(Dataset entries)
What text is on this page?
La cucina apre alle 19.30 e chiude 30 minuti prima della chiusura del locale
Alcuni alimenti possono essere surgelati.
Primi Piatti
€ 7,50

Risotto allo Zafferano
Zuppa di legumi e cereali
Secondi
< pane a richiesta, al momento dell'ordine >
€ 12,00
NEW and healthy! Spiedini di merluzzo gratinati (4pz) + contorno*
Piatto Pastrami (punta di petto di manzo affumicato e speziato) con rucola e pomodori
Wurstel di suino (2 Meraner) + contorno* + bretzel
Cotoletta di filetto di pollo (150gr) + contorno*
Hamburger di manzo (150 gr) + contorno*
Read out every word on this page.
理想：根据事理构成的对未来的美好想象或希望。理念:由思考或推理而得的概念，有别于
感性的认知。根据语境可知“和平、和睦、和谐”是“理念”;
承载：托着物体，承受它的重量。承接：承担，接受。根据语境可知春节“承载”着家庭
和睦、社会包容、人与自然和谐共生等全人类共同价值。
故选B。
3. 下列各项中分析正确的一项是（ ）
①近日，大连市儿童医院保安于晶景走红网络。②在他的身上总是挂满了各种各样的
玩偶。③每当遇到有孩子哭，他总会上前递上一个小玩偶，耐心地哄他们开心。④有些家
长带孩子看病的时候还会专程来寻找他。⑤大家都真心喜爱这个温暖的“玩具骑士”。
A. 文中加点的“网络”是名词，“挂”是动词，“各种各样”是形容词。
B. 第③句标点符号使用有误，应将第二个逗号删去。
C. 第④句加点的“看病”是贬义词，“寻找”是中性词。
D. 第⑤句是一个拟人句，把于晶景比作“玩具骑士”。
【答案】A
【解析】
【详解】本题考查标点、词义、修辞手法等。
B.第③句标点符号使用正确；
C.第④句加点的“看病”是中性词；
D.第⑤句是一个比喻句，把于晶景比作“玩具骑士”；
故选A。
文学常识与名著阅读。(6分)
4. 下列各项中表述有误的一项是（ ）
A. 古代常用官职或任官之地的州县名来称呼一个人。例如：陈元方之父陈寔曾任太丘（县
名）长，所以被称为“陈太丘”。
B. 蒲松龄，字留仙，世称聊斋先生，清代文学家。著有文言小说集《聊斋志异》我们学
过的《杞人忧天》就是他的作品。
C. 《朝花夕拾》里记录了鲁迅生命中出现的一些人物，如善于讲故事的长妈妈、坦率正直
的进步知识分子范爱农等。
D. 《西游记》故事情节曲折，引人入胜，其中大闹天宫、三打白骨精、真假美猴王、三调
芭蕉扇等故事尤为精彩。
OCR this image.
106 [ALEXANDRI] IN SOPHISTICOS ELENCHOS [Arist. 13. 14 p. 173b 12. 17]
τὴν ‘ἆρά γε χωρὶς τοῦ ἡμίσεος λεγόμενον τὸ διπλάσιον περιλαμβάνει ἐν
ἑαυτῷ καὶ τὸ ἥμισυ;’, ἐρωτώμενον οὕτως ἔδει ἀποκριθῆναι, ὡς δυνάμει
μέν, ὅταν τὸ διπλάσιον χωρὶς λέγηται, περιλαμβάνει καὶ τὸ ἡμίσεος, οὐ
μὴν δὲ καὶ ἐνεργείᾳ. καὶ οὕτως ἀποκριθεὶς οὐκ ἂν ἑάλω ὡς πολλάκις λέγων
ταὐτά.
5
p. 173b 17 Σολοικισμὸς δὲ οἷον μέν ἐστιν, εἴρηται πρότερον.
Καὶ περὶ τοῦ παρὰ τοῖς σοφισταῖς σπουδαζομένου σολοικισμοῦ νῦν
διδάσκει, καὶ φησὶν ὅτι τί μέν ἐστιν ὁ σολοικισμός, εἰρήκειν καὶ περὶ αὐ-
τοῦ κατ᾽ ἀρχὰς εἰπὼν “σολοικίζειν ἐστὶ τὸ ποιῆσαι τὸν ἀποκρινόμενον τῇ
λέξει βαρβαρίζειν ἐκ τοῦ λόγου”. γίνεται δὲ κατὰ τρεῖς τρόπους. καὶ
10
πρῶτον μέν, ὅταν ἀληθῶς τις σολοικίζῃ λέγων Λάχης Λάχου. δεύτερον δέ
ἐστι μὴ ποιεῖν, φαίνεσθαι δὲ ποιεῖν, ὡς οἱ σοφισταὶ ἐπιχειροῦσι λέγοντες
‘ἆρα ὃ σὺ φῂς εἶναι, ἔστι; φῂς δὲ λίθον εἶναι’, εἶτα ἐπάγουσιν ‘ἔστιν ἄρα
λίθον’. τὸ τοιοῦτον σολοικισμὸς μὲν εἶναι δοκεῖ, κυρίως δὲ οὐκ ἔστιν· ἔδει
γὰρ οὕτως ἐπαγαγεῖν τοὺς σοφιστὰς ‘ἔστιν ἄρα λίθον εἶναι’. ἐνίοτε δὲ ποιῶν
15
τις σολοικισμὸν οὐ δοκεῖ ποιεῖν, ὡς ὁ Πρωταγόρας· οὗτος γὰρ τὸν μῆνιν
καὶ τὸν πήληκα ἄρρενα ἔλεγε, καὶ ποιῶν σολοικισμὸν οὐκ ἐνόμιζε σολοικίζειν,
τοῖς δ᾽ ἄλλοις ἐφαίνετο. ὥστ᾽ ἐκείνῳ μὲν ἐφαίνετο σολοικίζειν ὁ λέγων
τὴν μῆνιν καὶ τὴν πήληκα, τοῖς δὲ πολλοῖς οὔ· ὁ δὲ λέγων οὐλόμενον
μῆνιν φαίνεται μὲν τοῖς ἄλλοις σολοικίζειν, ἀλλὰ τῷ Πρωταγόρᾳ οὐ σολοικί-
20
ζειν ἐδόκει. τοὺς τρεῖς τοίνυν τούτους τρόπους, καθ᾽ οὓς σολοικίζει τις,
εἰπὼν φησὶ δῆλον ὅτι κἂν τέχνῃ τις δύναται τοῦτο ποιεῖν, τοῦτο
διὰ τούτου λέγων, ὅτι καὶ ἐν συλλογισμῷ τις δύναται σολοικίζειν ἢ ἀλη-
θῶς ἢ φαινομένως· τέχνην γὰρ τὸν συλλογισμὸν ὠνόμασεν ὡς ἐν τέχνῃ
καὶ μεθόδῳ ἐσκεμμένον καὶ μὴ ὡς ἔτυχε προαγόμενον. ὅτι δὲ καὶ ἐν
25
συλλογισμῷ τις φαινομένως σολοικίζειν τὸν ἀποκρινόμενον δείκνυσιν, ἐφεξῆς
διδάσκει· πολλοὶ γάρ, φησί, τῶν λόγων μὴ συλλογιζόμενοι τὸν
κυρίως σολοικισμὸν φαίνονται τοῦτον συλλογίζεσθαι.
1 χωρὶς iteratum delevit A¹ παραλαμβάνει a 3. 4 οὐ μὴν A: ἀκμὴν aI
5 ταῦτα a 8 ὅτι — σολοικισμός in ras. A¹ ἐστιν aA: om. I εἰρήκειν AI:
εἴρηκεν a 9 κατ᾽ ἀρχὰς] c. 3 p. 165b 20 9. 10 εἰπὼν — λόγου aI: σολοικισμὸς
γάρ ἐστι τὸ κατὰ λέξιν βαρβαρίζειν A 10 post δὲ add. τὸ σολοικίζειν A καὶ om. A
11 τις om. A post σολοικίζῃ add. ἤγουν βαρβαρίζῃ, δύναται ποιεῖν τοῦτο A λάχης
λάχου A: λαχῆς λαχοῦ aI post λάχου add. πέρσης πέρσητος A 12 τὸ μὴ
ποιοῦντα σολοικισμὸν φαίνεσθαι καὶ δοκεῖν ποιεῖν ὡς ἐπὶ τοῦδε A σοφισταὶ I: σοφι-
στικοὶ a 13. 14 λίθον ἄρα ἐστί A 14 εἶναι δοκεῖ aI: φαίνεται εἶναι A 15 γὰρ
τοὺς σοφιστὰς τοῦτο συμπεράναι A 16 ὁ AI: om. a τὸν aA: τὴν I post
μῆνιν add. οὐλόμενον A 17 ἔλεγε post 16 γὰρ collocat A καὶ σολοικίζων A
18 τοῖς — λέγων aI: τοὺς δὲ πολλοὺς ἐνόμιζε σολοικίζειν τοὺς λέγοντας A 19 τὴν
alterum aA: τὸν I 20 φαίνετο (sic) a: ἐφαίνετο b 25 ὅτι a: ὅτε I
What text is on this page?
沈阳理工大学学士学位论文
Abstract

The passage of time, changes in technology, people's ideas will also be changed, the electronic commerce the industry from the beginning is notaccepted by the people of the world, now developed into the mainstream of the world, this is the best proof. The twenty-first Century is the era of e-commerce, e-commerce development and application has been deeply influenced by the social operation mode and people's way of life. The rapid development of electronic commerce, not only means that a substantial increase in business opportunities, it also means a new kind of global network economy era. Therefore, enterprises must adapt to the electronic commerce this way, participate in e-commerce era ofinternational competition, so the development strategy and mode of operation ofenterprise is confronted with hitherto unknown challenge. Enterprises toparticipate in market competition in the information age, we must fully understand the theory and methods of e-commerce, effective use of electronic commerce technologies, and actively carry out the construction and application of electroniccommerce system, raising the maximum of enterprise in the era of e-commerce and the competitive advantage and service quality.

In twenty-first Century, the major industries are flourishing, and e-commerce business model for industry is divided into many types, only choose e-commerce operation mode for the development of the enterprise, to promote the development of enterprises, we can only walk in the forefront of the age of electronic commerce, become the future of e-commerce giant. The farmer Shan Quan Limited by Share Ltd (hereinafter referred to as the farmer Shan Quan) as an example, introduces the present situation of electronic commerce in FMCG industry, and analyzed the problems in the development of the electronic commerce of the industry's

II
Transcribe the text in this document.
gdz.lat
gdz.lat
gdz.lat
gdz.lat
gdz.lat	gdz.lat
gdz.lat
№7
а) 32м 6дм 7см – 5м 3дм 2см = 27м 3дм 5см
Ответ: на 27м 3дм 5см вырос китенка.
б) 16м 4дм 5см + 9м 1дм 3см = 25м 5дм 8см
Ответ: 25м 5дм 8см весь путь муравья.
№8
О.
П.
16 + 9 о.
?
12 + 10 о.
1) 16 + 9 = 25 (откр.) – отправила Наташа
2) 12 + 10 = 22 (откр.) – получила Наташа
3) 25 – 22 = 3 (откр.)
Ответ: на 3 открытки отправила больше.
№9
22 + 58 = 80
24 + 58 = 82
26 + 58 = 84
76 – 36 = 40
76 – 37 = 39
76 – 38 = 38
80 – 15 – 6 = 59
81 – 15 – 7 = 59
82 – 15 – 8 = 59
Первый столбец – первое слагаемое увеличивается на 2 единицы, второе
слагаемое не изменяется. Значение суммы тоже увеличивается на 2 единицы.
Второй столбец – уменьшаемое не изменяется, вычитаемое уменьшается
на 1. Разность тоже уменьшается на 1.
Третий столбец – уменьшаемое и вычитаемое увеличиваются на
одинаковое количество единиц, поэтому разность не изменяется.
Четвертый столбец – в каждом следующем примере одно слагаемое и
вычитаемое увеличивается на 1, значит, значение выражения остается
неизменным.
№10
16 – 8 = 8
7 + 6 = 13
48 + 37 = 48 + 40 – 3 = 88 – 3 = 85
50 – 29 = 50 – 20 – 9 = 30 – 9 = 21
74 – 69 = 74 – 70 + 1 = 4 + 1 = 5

STATED TASK
Identify all lines where the word "ἔδει" shows up. Copy them.

CORRECT RESULT
ἑαυτῷ καὶ τὸ ἥμισυ;’, ἐρωτώμενον οὕτως ἔδει ἀποκριθῆναι, ὡς δυνάμει
λίθον’. τὸ τοιοῦτον σολοικισμὸς μὲν εἶναι δοκεῖ, κυρίως δὲ οὐκ ἔστιν· ἔδει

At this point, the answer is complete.